I agree, except it was 3-4 issues of BAD story spaced out over 8.

It was an X-Men / Avengers crossover that failed to utilize any X-Men or Avengers other than Wolverine. None of them had any memorable moments, and none affected the outcome of the story one way or the other.

(Side note - looking back, the "underground resistance" really seems to inadvertantly foreshadow Cap's resistance in Civil War. Many of the same characters and everything.)

There was Layla Miller, who conviently held the key to the entire thing. A character who has no purpose other than "walking plot device". She could have been a lamp or an endtable or a small glass cube for all the personality Bendis gave her.

Gratitous re-killing of Hawkeye just for the sake of rubbing it in out faces. "We're cracking the internet in half." lol. HoM was hyped as "Not just another alternate reality! Not a what-if story!" and, ultimately, that's just what it was. The Quasada hype-machine was out of control. I know that shouldn't reflect poorly on the actual story, but when the story itself was so poor, that just makes me more resentful.

The whole thing could have been easily avoided if Bendis had just given it a little thought. There was a "mutant cure" storyline going on in Astonishing X-Men. Why not use that? Where's Leech? The Hellfire Club has about a gizillion mutant depowering devices. If fans can come up with such easy end-runs around your story, you're not doing your job as a writer.

"No more mutants" somehow failed to mean no more mutants. I can accept that the core X-Men were somehow immune due to some "reality bubble" or suchlike. If they'd stuck to their guns and really pared down the X-books, I'd have been seriously impressed. Needless to say, they didn't.



---------------------------------------

The one high point for me was HoM: Fantastic Four with Doom, Valeria, and Kristoff. I'd love to see them in the regular MU, although that'll be somewhat difficult since Valeria (and Kristoff?) is (are?) dead. (...but surely not even the walls of death can deter DOOM!!!!)


Pax.

Magneto Rocks
01-20-2007, 03:45 AM
Have to throw in- it was also another exercise in Bendis playing favourites. You get the feeling this is his dream world: He doesn't have to use Cap, or Iron Man, or the Fantastic Four or any of those other stupid heroes- he gets to make Luke Cage a massive force, Spidey a key player, everything revolve around WOLVERINE. I suppose it's a miracle we didn't have more Jessica Jones and Jessica Drew.

Omega Alpha
01-20-2007, 06:57 AM
It had some good moments, the art was very good, and would be a great read if it had 4 issues, but depowering most of mutantkind was a really stupid idea that took away great potential for storylines, and the whole thing was too decompressed.
------------------------------------------------------------------------
◆ What you will do ◆
Rewrite the passage of the forum comments that begins at the words "Gratitous re-killing of" and stops after "me more resentful.", using "bitter" in place of "resentful".
------------------------------------------------------------------------
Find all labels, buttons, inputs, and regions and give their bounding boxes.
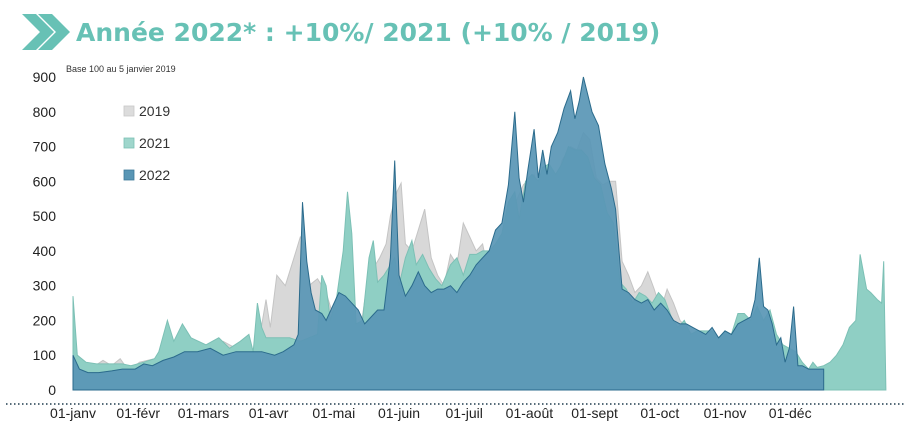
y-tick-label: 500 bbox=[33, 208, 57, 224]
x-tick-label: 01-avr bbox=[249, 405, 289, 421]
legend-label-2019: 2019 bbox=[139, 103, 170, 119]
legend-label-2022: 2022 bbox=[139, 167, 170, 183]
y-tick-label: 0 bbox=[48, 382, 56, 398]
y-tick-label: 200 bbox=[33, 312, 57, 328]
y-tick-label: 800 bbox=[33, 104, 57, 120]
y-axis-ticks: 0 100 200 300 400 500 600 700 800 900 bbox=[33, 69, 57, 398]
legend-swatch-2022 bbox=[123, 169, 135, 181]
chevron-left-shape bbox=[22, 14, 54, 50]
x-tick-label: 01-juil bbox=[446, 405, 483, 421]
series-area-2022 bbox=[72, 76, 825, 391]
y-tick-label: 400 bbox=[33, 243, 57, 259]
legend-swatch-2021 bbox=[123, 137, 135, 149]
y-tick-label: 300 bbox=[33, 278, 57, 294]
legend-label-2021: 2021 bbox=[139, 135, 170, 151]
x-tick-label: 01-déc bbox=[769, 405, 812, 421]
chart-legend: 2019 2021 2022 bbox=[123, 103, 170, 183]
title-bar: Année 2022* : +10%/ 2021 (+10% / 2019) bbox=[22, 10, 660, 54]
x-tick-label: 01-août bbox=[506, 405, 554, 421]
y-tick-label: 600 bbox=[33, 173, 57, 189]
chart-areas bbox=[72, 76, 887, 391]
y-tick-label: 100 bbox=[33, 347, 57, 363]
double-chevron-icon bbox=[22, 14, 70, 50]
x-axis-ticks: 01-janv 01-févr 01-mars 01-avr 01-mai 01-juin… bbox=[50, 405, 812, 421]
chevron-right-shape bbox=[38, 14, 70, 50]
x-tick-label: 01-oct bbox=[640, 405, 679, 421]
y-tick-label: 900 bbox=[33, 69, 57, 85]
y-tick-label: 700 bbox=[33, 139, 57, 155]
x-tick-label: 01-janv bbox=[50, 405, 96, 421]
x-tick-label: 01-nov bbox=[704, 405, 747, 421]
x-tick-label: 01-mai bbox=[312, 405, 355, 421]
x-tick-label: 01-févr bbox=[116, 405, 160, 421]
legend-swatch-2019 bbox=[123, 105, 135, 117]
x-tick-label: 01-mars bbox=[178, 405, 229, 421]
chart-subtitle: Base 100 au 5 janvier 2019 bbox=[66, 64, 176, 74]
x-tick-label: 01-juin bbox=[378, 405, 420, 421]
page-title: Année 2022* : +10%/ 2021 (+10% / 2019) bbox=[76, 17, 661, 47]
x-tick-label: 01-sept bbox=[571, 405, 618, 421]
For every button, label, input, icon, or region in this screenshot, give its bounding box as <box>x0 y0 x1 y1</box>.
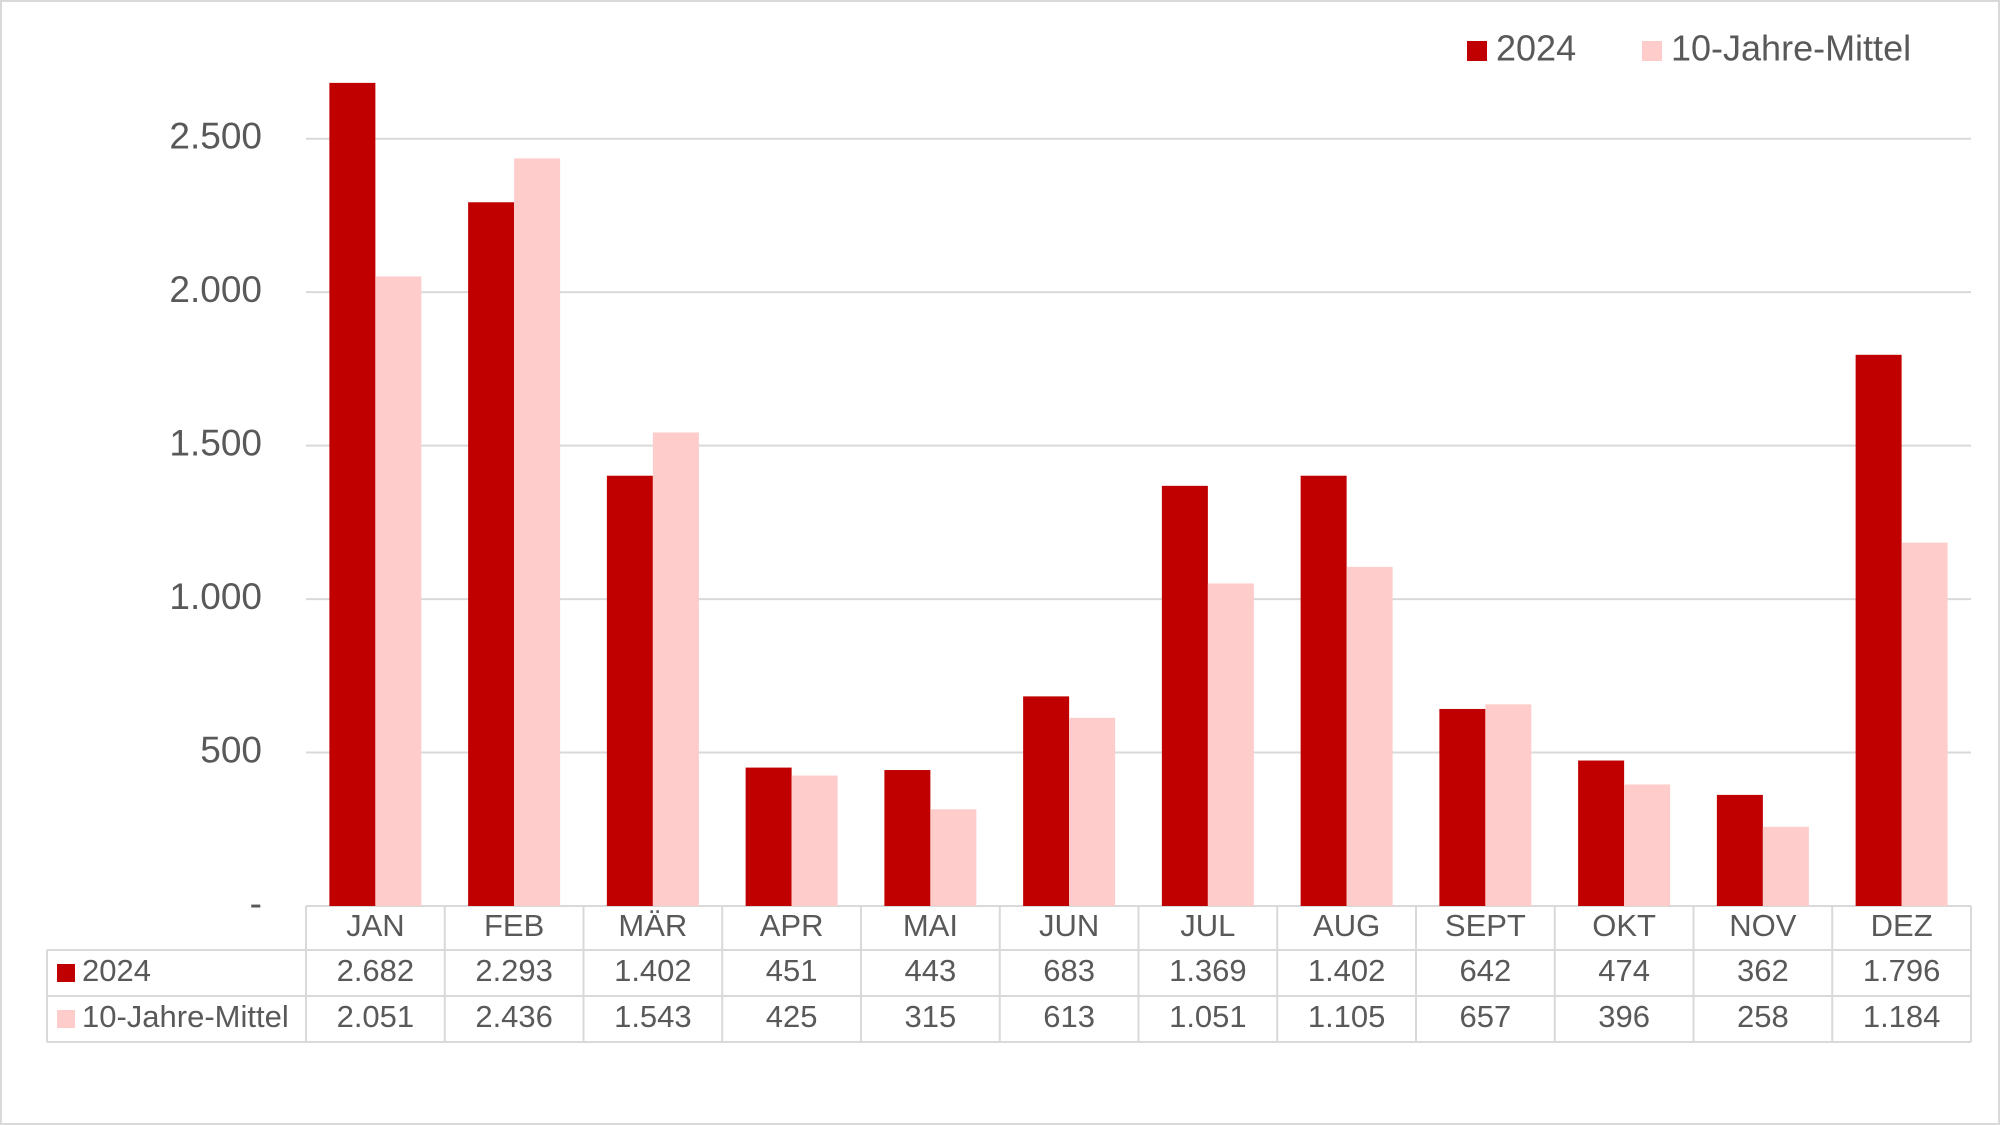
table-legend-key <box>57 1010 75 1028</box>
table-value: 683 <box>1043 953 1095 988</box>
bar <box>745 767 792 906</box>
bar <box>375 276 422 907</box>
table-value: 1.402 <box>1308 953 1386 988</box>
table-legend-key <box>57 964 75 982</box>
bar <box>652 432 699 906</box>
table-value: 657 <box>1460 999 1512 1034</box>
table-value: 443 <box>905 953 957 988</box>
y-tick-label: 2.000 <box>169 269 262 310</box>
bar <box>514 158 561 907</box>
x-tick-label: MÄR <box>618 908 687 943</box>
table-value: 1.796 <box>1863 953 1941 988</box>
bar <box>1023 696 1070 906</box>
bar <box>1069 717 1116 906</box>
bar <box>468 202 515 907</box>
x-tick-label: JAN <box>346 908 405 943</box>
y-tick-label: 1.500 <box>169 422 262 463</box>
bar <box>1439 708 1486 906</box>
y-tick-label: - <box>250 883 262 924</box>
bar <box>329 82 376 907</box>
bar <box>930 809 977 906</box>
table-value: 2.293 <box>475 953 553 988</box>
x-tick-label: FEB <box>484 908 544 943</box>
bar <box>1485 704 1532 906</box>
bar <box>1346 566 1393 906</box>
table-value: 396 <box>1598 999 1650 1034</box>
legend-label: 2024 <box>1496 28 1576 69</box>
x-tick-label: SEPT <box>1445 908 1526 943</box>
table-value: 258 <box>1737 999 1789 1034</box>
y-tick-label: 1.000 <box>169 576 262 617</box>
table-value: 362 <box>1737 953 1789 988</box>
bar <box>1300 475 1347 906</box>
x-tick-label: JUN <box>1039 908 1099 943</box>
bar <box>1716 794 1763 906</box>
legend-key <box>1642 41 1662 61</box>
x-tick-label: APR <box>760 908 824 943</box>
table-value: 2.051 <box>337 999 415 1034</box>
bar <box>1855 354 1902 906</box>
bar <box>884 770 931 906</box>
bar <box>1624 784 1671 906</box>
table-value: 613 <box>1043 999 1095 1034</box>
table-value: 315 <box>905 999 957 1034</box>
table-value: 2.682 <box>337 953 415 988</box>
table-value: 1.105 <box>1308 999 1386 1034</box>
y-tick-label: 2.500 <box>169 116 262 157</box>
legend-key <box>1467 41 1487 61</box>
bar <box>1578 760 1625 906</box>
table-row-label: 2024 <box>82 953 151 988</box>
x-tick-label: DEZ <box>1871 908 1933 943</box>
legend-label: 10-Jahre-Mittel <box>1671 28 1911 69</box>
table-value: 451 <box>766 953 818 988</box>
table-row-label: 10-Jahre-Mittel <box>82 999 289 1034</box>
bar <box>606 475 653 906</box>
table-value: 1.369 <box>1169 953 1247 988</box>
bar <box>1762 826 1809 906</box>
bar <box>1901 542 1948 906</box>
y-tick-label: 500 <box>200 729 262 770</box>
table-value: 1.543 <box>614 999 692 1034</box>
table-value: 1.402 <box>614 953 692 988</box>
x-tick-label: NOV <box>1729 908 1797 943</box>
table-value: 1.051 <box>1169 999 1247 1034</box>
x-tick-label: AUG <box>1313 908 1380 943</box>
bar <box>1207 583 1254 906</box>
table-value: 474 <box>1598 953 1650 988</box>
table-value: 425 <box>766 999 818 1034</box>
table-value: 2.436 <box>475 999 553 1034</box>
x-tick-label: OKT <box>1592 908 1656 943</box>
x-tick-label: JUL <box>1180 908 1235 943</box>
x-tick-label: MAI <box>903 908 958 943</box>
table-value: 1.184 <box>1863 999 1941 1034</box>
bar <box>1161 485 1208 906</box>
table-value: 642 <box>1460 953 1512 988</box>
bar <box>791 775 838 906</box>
------------------------------------------------------------------------
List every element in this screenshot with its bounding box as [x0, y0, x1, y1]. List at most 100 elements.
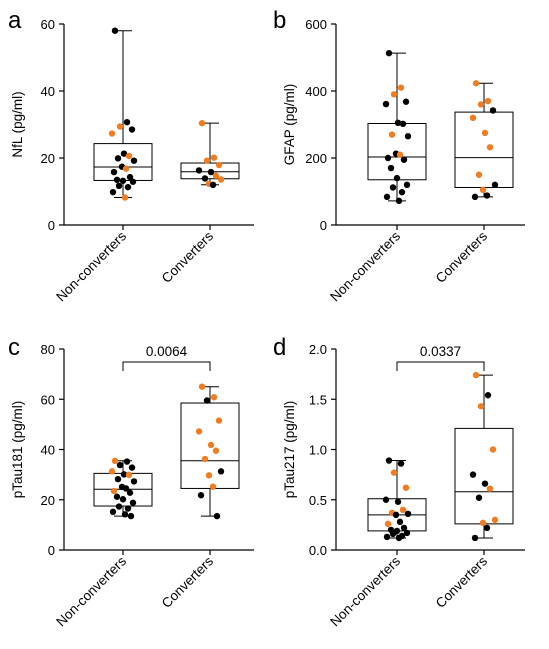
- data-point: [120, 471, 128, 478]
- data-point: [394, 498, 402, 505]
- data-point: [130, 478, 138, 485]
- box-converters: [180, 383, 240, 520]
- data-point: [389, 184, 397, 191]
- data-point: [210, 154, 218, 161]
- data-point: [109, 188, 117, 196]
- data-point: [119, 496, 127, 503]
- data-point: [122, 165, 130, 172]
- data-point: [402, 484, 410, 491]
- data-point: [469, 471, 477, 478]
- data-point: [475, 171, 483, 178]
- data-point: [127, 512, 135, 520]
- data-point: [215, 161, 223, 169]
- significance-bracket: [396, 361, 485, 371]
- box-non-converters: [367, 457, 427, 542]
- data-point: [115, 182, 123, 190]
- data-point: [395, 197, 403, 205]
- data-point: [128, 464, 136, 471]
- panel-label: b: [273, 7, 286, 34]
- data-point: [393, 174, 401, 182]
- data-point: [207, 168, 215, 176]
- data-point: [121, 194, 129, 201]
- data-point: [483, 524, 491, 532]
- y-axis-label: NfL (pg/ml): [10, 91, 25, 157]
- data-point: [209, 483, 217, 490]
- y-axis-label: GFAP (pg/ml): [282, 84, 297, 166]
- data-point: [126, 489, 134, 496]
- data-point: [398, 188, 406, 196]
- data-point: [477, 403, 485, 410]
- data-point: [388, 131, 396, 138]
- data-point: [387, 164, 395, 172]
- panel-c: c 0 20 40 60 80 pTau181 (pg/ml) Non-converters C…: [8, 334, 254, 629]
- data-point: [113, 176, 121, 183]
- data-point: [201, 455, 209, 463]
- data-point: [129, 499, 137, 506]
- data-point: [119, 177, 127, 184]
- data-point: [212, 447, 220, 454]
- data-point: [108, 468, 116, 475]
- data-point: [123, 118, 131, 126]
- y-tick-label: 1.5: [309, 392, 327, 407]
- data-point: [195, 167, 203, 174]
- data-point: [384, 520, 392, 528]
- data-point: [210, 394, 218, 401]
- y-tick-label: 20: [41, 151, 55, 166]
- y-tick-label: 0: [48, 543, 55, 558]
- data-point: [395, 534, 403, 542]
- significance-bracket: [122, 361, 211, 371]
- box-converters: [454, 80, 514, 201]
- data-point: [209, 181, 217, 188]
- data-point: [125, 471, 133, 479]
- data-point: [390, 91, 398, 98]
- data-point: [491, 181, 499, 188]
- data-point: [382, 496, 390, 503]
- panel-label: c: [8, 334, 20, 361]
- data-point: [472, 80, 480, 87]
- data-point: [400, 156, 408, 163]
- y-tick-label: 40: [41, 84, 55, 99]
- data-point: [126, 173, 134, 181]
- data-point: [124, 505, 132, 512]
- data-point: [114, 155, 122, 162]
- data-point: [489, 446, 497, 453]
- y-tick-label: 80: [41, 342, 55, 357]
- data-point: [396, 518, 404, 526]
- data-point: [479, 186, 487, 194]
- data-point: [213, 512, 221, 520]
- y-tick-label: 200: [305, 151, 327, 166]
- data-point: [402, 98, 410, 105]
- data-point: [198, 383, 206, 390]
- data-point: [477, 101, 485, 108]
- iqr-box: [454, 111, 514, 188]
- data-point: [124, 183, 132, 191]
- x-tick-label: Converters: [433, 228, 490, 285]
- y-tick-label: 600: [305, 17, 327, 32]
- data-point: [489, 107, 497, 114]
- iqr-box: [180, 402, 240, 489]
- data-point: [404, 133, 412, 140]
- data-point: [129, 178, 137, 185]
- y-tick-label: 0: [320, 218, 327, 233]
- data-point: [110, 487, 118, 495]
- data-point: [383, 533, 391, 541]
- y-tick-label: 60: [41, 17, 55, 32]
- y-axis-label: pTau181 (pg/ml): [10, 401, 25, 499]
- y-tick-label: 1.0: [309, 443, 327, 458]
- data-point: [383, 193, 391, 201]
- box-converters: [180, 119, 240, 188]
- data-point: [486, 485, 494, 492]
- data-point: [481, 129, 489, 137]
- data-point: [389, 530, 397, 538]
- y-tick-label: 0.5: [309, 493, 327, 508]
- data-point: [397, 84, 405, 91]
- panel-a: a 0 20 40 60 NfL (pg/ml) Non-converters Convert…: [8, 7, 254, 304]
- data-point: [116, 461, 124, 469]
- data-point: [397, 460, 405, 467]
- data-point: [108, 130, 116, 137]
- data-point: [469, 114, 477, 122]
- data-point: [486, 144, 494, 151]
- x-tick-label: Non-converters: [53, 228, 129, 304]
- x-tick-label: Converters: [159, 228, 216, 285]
------------------------------------------------------------------------
◆ Response ◆
Gratitous re-killing of Hawkeye just for the sake of rubbing it in out faces. "We're cracking the internet in half." lol. HoM was hyped as "Not just another alternate reality! Not a what-if story!" and, ultimately, that's just what it was. The Quasada hype-machine was out of control. I know that shouldn't reflect poorly on the actual story, but when the story itself was so poor, that just makes me more bitter.